═════ INFORMATION SUPPLIED ═════

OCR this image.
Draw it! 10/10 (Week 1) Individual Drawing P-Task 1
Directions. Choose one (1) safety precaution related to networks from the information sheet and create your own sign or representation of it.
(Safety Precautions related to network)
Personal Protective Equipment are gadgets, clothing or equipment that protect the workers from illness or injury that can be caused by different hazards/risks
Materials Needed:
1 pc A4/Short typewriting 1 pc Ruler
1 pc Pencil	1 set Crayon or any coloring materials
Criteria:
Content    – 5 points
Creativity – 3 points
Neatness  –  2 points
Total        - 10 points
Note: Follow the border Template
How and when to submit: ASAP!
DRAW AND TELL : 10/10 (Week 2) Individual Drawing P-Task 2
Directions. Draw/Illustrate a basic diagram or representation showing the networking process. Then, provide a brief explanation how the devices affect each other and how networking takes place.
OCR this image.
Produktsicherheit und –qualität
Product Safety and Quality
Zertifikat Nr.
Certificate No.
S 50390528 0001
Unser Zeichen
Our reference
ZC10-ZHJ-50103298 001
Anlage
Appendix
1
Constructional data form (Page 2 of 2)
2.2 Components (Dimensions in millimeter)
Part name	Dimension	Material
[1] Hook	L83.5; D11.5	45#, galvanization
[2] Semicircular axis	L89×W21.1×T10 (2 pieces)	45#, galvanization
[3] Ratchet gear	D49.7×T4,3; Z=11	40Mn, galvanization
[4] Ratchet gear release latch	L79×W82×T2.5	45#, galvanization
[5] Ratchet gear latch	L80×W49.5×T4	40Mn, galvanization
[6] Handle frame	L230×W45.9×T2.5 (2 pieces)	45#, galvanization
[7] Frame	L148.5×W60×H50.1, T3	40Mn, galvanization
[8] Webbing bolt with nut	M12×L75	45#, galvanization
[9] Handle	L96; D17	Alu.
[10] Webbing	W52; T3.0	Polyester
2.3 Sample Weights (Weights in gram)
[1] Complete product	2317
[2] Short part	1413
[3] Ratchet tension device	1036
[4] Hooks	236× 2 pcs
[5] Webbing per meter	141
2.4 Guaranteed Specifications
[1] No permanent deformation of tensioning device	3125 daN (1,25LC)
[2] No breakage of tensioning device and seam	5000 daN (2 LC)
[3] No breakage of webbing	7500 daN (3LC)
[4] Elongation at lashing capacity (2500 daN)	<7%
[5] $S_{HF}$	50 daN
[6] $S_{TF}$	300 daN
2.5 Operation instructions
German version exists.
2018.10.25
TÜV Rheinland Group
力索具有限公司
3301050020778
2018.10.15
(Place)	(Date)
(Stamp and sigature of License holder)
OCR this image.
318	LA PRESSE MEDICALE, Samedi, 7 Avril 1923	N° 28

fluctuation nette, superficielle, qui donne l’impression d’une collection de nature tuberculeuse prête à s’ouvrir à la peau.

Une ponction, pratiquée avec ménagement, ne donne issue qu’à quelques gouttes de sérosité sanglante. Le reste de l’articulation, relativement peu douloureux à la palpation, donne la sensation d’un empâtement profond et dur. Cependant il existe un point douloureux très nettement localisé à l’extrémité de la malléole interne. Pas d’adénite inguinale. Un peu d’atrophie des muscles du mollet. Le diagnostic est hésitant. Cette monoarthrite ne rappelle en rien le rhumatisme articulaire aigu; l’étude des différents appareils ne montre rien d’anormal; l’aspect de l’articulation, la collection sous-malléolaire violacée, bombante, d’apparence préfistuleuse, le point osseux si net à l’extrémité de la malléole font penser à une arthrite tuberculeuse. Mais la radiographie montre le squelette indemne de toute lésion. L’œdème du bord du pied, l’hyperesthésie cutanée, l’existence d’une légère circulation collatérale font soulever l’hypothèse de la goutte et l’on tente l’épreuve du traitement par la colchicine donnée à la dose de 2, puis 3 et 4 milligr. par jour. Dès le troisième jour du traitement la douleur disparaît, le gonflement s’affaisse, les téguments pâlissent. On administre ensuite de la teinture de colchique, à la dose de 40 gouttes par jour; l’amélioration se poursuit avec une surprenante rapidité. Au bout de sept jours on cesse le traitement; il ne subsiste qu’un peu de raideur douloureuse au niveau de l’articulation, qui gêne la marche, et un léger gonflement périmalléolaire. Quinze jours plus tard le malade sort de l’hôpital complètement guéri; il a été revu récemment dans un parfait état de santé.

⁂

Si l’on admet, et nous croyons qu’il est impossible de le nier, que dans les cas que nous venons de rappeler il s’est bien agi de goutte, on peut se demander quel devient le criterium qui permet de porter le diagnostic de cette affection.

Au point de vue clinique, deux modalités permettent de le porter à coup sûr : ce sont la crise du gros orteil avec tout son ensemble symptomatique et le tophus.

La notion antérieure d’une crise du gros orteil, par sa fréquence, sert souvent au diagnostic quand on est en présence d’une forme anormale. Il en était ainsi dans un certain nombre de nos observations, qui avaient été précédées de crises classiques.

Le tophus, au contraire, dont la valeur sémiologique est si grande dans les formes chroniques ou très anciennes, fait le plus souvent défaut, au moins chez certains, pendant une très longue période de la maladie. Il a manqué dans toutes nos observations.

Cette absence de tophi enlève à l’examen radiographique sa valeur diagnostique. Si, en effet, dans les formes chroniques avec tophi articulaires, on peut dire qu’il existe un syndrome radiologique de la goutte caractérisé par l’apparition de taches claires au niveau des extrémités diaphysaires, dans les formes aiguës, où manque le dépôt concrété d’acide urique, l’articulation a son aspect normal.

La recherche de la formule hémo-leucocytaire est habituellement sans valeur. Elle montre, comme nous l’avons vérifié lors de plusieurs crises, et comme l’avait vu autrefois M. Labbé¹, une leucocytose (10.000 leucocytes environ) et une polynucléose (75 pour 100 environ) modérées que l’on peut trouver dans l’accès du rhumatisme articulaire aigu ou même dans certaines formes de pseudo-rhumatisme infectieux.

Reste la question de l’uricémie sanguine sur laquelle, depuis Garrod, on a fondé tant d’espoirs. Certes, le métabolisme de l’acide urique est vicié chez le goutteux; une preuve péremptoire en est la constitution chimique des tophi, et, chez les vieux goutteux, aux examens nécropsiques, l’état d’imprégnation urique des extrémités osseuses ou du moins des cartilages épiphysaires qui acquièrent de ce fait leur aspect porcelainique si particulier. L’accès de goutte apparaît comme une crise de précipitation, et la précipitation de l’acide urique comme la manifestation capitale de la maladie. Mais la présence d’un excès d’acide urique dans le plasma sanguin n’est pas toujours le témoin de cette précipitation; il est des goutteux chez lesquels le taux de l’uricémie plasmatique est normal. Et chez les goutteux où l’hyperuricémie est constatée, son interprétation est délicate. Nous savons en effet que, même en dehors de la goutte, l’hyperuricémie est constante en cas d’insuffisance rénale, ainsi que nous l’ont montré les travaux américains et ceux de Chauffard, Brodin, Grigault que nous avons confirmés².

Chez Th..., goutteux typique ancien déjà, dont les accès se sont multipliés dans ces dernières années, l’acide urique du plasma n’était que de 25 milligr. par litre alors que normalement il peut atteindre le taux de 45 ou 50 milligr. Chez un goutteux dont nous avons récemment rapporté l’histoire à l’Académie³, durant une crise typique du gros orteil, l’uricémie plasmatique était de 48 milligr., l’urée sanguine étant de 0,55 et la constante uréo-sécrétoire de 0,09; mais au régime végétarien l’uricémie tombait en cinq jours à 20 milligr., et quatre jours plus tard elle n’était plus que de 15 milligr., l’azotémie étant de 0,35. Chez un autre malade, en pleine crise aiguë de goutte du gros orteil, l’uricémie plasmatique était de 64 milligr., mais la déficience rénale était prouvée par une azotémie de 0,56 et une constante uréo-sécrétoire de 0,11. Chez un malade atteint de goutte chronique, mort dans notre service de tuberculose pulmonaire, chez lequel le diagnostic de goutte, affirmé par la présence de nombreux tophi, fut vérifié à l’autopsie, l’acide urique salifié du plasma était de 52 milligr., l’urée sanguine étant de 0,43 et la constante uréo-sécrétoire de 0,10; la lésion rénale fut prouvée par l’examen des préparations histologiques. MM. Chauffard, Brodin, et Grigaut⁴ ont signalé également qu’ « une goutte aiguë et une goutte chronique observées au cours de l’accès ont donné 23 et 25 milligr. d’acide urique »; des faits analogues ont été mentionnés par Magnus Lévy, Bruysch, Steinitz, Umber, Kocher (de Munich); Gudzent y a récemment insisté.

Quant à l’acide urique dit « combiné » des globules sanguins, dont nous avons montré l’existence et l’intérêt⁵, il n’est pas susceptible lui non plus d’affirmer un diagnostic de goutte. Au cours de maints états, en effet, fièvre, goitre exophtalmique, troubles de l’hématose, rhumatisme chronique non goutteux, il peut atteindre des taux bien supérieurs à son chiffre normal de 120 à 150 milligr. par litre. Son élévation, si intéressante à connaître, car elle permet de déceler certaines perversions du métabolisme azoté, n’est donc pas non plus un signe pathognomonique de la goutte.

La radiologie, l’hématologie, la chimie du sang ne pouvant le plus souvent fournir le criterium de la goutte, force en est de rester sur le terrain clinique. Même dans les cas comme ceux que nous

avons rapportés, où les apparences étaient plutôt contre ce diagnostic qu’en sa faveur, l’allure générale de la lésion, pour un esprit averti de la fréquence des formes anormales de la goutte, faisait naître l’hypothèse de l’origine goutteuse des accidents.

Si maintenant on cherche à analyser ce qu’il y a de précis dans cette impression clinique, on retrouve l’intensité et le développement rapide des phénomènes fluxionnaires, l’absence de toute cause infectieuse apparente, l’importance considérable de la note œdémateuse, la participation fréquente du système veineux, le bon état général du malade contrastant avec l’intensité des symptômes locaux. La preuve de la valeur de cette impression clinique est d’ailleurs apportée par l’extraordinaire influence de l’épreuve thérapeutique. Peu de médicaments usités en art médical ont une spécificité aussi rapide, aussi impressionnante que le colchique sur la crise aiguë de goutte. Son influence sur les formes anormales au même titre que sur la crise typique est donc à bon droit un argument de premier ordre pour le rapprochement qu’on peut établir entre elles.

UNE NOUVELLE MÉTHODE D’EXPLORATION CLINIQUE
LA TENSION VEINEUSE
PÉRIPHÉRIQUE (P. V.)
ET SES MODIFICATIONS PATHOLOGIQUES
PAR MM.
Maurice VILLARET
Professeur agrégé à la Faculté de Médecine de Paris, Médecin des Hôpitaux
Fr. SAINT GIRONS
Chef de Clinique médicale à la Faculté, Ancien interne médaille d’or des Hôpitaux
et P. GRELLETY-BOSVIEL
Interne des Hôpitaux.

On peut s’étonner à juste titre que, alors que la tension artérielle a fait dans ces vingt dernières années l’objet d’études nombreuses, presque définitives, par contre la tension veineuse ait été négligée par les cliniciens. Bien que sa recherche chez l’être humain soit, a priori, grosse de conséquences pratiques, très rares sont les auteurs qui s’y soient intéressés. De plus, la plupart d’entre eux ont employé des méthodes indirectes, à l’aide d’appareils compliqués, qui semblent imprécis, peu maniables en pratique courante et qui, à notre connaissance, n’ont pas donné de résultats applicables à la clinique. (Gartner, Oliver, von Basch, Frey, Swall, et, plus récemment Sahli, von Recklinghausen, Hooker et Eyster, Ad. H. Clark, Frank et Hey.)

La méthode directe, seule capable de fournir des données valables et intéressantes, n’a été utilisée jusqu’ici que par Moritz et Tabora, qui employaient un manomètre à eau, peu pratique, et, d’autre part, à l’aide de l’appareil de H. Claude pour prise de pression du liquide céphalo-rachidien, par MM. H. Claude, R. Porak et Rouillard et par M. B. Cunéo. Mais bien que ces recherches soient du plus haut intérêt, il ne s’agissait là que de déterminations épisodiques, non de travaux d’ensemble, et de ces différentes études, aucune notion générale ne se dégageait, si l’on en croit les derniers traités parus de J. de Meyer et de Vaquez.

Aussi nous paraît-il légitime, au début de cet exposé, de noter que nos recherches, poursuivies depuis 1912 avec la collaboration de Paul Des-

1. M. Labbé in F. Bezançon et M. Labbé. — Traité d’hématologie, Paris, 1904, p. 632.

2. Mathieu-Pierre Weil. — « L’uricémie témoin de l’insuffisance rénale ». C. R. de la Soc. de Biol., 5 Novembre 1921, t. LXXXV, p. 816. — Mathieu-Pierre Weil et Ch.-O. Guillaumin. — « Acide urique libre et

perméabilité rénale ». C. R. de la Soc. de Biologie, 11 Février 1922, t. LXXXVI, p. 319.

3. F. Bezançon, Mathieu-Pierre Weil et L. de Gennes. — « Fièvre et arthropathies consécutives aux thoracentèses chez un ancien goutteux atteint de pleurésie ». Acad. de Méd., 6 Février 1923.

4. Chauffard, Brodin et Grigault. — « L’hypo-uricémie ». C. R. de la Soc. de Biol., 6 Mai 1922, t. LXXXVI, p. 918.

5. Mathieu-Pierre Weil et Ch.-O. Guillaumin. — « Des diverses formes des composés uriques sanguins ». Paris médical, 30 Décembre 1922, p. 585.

═════

- _WHAT IS EXPECTED_: Give the number of lines that hold the word "Février" in these records, with nothing added.

- _PROBLEM SOLUTION_: 2